EXERCISE OBJECTIVE
Look through the data and write out every line with the word "quantiles" in it.

[START RECORDS]

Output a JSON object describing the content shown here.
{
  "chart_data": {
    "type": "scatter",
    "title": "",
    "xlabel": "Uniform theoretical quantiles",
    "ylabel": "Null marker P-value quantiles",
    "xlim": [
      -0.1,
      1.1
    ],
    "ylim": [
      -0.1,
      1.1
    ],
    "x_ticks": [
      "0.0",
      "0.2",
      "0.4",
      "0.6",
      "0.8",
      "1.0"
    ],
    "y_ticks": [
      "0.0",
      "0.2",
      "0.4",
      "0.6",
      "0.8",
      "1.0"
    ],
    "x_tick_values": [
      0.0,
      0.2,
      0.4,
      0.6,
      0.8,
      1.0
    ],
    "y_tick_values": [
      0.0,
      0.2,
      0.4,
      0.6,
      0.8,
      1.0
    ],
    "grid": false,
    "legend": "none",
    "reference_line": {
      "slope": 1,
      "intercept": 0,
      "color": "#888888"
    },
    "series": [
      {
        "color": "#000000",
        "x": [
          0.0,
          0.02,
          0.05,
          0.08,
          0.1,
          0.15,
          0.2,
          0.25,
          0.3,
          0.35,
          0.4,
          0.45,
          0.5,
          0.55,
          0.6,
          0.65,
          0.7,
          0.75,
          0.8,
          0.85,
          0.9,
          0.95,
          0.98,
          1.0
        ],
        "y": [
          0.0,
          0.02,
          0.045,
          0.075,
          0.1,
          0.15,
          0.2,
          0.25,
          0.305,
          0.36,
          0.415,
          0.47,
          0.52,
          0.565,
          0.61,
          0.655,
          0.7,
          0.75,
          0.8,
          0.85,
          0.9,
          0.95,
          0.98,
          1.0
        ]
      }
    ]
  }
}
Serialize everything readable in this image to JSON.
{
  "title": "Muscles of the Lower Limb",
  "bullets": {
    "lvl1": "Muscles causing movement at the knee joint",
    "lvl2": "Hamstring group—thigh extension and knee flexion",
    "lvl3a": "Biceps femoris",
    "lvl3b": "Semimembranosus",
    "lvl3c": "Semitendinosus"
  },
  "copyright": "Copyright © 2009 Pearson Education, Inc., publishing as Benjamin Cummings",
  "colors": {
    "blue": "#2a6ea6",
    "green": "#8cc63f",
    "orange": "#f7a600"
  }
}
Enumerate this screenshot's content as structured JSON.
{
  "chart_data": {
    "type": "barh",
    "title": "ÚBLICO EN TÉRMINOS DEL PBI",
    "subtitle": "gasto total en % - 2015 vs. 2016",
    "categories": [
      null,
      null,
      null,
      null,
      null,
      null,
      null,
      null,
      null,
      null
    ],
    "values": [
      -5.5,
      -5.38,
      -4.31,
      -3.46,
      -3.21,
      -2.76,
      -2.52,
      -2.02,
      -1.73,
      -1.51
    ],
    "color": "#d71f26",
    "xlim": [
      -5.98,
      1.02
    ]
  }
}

[END RECORDS]

WRITTEN REPLY
    "xlabel": "Uniform theoretical quantiles",
    "ylabel": "Null marker P-value quantiles",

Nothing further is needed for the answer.